Source records
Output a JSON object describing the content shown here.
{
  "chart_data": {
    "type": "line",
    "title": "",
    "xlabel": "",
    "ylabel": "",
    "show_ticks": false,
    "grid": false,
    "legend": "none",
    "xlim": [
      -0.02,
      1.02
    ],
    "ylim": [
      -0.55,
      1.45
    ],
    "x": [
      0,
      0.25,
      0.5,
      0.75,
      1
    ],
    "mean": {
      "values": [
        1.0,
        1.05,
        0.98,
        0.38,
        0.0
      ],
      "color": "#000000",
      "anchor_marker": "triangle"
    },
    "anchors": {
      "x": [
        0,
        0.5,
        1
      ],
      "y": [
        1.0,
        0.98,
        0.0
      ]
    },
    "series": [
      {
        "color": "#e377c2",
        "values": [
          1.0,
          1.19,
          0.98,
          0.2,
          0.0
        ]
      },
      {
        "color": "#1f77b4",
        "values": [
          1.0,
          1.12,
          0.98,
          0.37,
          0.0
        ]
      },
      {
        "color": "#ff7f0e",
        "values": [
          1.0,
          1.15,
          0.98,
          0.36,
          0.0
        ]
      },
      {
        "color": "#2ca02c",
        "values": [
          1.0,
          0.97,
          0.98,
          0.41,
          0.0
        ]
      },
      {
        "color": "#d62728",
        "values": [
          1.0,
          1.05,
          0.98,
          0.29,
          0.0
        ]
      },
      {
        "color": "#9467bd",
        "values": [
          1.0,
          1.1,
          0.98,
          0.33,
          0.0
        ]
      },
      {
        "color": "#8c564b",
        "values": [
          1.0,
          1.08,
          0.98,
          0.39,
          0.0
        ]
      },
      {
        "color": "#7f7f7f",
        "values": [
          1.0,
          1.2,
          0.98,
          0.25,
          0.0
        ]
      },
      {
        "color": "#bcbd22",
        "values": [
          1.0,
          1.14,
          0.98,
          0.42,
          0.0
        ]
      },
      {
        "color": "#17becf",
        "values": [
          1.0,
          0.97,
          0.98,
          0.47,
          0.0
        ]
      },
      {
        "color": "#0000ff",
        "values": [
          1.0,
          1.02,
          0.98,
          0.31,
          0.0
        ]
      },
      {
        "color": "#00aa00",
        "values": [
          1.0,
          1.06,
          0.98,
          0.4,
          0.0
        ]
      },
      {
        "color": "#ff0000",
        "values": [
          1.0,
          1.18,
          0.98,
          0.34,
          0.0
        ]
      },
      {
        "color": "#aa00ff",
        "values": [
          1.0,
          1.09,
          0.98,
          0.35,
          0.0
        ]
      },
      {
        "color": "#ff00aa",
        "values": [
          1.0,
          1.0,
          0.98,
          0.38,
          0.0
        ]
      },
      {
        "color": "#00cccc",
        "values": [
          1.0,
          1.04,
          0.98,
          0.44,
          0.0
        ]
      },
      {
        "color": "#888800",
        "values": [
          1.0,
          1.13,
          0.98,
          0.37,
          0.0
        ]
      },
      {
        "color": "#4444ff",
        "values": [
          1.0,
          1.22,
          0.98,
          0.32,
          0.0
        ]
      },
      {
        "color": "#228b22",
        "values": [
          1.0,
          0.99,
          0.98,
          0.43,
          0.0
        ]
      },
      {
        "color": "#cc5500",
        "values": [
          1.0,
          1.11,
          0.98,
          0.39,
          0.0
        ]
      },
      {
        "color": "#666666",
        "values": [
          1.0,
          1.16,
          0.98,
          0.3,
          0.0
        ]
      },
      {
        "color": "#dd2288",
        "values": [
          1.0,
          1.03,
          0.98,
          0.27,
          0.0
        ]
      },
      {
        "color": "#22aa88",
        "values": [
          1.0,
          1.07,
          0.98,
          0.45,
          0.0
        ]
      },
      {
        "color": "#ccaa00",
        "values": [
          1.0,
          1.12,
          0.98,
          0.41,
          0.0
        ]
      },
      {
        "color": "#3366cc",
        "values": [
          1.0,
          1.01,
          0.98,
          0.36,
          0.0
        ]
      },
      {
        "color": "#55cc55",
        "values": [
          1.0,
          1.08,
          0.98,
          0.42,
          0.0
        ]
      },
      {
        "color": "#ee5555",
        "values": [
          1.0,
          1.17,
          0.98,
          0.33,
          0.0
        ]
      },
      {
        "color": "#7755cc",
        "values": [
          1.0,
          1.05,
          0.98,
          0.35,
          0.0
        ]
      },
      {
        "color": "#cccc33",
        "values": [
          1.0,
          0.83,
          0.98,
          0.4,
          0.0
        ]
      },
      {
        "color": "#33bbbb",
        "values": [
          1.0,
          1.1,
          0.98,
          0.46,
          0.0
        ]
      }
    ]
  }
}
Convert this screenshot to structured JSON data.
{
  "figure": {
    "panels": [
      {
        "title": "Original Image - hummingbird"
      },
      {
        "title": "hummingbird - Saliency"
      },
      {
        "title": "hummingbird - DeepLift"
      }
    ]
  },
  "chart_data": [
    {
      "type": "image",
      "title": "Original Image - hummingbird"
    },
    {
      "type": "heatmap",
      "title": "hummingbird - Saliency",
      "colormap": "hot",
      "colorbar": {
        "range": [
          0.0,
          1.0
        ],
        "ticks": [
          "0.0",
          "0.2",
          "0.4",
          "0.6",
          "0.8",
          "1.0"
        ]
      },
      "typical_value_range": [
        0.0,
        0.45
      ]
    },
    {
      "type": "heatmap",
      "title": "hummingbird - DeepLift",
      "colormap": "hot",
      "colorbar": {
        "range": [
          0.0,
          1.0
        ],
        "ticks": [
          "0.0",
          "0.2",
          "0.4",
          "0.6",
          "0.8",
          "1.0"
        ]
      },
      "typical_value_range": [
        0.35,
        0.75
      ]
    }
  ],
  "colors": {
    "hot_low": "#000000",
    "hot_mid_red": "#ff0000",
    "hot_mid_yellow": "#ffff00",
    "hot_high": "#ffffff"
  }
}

#### [Exercise objective]
Track down all lines above with the string "title" and copy them.

#### [Full output]
    "title": "",
        "title": "Original Image - hummingbird"
        "title": "hummingbird - Saliency"
        "title": "hummingbird - DeepLift"
      "title": "Original Image - hummingbird"
      "title": "hummingbird - Saliency",
      "title": "hummingbird - DeepLift",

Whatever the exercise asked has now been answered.